Search the records for "content" and copy each line that holds it.

--- start RECORDS FOR THE EXERCISE ---

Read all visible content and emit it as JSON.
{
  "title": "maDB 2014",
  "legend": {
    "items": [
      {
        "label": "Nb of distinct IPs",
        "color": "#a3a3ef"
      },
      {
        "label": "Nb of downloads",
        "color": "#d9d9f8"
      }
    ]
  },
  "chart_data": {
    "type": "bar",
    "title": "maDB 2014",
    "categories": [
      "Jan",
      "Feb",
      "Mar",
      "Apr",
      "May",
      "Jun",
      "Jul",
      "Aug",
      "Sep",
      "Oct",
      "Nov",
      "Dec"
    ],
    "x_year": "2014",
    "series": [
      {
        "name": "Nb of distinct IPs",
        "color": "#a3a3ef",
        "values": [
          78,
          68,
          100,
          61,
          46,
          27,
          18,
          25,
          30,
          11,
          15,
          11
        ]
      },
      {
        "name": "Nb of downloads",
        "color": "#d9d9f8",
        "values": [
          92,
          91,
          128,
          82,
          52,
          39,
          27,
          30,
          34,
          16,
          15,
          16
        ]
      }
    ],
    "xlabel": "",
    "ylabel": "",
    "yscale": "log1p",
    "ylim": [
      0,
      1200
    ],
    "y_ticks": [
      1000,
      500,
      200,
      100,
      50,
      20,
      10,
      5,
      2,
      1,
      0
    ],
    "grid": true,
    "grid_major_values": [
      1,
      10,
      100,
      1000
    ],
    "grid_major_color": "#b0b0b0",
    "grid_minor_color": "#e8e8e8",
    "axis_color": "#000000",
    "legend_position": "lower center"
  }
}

--- end RECORDS FOR THE EXERCISE ---
--- start RECORDS FOR THE EXERCISE ---

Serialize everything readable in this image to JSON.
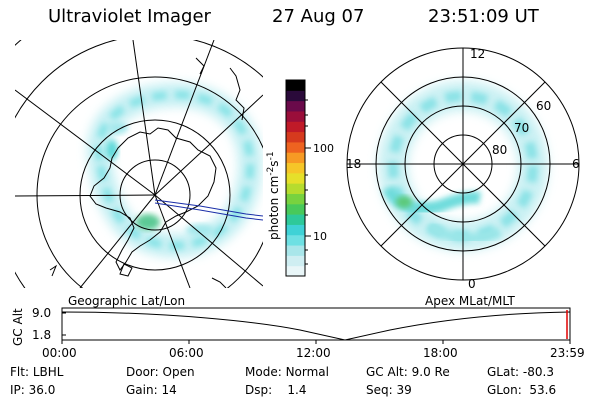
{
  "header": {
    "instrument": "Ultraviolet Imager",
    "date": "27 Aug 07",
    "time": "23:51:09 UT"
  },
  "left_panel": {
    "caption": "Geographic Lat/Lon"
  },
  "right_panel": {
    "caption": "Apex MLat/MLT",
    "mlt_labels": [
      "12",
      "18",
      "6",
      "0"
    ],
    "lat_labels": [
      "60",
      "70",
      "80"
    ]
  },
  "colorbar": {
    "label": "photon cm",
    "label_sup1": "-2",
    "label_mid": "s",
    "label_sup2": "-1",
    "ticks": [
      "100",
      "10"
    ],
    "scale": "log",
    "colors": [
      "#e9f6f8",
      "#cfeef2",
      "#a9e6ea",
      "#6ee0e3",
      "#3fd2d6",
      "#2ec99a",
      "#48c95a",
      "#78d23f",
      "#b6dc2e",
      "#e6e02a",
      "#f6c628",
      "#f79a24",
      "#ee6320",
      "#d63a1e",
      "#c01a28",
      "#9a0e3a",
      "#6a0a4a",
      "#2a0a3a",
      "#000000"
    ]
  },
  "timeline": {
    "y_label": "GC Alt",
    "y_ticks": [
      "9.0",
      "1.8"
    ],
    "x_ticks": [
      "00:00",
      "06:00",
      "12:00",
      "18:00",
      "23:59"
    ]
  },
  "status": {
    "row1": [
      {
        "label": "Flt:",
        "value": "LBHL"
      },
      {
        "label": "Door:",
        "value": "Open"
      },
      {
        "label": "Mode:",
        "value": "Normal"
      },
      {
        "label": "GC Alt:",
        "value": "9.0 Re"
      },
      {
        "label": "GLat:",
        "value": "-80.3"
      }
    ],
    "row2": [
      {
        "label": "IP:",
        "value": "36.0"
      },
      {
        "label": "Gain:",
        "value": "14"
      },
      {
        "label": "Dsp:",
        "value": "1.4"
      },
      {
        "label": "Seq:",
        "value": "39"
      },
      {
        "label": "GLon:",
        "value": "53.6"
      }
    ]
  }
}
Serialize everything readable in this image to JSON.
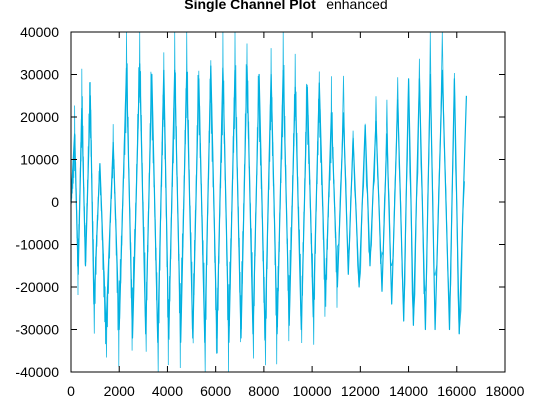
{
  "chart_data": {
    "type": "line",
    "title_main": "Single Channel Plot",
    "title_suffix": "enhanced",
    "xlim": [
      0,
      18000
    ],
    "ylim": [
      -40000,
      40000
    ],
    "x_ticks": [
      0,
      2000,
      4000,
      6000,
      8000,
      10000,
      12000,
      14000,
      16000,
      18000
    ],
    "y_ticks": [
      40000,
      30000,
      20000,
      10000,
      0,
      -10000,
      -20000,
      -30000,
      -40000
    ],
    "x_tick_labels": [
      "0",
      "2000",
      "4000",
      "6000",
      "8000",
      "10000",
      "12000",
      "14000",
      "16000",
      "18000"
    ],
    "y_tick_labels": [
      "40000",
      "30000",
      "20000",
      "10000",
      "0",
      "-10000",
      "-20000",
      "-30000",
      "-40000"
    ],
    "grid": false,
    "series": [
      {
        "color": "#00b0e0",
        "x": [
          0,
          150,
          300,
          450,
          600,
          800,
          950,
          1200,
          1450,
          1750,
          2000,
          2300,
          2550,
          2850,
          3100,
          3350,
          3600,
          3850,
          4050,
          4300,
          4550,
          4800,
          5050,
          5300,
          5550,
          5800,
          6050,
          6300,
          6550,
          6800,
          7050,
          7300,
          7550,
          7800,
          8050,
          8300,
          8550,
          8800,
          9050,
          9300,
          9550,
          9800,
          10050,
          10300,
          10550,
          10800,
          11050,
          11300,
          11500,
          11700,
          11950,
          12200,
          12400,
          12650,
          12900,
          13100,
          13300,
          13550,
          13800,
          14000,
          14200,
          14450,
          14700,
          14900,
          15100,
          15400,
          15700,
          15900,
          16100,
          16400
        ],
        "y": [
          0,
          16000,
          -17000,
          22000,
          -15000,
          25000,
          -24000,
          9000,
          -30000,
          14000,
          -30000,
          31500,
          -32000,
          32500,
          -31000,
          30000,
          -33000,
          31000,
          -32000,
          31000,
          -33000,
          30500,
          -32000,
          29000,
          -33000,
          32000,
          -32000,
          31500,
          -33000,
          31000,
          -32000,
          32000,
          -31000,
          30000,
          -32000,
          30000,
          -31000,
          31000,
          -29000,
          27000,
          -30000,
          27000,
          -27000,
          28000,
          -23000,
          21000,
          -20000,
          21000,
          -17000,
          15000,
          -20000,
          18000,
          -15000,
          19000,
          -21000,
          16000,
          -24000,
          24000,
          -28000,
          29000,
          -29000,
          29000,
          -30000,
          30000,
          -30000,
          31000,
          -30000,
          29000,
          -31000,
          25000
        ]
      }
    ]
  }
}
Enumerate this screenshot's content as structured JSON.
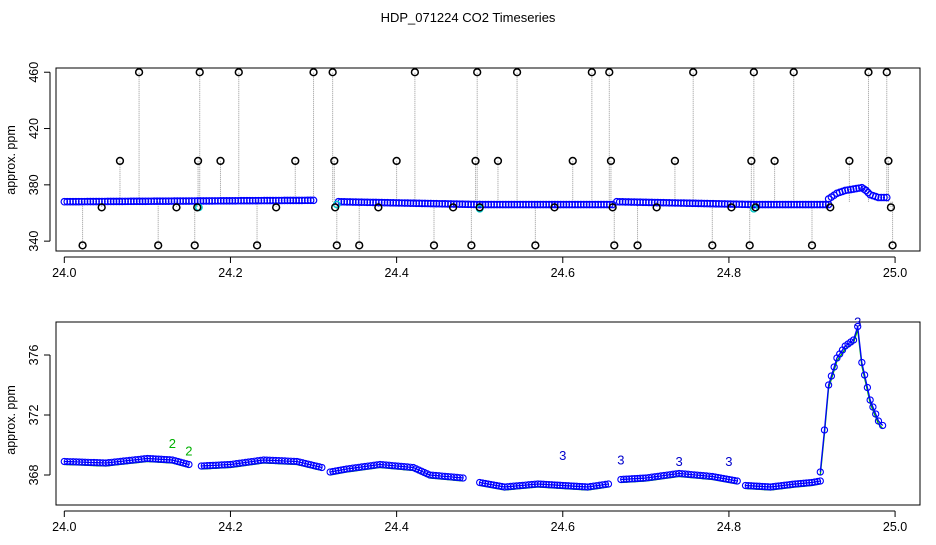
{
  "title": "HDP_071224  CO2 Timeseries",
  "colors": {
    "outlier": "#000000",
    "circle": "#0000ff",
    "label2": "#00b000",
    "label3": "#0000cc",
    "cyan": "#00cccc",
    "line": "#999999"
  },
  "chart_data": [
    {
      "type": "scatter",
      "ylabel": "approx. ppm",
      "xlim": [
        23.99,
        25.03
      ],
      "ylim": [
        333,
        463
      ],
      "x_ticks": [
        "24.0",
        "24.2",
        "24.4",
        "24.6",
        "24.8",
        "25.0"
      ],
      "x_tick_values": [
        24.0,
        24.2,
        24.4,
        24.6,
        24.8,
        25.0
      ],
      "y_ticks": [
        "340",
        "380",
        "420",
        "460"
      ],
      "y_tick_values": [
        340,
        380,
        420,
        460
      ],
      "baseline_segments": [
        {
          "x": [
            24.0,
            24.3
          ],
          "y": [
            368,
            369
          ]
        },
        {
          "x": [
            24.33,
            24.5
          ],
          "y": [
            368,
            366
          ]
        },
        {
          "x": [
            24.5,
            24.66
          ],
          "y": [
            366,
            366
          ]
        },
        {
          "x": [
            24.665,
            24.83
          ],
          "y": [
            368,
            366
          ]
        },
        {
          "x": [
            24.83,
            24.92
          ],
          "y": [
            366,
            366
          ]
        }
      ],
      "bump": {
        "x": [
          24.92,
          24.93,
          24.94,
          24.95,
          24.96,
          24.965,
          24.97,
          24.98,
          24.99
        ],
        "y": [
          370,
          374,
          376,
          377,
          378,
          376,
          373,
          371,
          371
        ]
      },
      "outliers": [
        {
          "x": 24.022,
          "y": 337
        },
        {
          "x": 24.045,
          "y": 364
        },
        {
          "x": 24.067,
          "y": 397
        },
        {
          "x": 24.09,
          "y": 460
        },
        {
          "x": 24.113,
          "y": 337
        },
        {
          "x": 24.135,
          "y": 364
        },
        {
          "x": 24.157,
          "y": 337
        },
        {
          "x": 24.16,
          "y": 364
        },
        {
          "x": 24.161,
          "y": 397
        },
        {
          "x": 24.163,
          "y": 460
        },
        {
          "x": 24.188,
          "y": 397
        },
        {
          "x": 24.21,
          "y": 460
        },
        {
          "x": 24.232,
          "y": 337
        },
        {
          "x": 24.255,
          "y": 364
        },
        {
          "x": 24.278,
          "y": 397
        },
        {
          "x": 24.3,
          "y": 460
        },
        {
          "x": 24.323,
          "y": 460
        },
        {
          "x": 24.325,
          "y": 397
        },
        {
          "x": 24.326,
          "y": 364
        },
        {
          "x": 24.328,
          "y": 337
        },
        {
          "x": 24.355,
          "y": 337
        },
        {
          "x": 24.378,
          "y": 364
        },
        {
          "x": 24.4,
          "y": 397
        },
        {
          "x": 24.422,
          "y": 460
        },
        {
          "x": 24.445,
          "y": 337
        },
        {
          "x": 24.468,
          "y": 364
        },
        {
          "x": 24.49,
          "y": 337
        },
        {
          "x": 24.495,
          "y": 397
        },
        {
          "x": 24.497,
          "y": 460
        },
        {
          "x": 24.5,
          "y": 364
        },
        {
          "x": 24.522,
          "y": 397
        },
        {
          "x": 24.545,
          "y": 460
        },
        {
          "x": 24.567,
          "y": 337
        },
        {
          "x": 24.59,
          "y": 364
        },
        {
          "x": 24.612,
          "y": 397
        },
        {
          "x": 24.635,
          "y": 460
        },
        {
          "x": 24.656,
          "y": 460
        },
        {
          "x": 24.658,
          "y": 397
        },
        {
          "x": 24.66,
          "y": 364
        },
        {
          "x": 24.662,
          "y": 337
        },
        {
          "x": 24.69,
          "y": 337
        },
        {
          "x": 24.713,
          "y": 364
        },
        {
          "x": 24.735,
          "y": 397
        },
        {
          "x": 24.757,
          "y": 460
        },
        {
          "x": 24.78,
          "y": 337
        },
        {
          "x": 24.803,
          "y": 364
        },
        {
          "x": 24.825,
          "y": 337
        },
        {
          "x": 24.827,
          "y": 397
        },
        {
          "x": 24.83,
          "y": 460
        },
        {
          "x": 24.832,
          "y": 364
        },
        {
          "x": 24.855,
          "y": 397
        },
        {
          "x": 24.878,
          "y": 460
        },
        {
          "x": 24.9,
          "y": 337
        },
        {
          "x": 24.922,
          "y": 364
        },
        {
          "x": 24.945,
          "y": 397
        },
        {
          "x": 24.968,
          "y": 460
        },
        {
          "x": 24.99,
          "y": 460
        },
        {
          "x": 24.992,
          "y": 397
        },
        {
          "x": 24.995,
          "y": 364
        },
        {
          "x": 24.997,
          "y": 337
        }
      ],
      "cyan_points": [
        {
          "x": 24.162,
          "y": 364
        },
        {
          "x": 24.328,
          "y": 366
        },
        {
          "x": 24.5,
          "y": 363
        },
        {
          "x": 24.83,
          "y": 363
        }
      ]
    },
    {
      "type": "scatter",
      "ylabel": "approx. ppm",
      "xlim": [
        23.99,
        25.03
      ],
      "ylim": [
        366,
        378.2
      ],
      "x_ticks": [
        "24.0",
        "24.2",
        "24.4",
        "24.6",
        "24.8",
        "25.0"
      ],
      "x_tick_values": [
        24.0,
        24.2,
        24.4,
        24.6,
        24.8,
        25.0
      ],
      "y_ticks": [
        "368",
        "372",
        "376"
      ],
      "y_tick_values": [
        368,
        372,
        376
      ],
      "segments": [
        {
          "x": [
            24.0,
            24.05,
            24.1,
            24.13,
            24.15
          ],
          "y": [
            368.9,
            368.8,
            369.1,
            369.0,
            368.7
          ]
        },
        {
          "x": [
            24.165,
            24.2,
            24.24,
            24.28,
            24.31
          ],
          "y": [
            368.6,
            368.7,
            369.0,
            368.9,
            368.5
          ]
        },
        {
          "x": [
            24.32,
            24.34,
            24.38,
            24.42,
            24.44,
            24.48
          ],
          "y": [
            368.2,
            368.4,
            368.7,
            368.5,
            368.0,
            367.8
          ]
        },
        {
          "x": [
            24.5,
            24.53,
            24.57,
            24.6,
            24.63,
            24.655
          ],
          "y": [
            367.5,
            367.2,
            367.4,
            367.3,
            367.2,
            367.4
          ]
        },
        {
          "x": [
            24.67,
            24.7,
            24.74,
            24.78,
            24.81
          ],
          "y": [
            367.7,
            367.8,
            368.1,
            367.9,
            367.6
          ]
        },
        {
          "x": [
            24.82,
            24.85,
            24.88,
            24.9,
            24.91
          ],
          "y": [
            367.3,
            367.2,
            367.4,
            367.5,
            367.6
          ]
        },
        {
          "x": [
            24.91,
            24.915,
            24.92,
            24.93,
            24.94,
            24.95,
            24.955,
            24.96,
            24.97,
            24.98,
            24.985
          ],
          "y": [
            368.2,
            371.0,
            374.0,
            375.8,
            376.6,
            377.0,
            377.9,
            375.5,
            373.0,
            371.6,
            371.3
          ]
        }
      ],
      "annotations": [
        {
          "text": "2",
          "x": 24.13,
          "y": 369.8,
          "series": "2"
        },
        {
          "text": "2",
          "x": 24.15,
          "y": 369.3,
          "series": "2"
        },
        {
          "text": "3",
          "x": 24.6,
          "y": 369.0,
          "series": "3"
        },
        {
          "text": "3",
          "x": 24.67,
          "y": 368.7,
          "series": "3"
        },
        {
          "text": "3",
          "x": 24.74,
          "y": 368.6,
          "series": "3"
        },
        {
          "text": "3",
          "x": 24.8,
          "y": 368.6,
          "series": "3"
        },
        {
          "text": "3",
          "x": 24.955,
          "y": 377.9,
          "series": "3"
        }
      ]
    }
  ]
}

--- end RECORDS FOR THE EXERCISE ---

_THE ANSWER_.
Read all visible content and emit it as JSON.
Enumerate this screenshot's content as structured JSON.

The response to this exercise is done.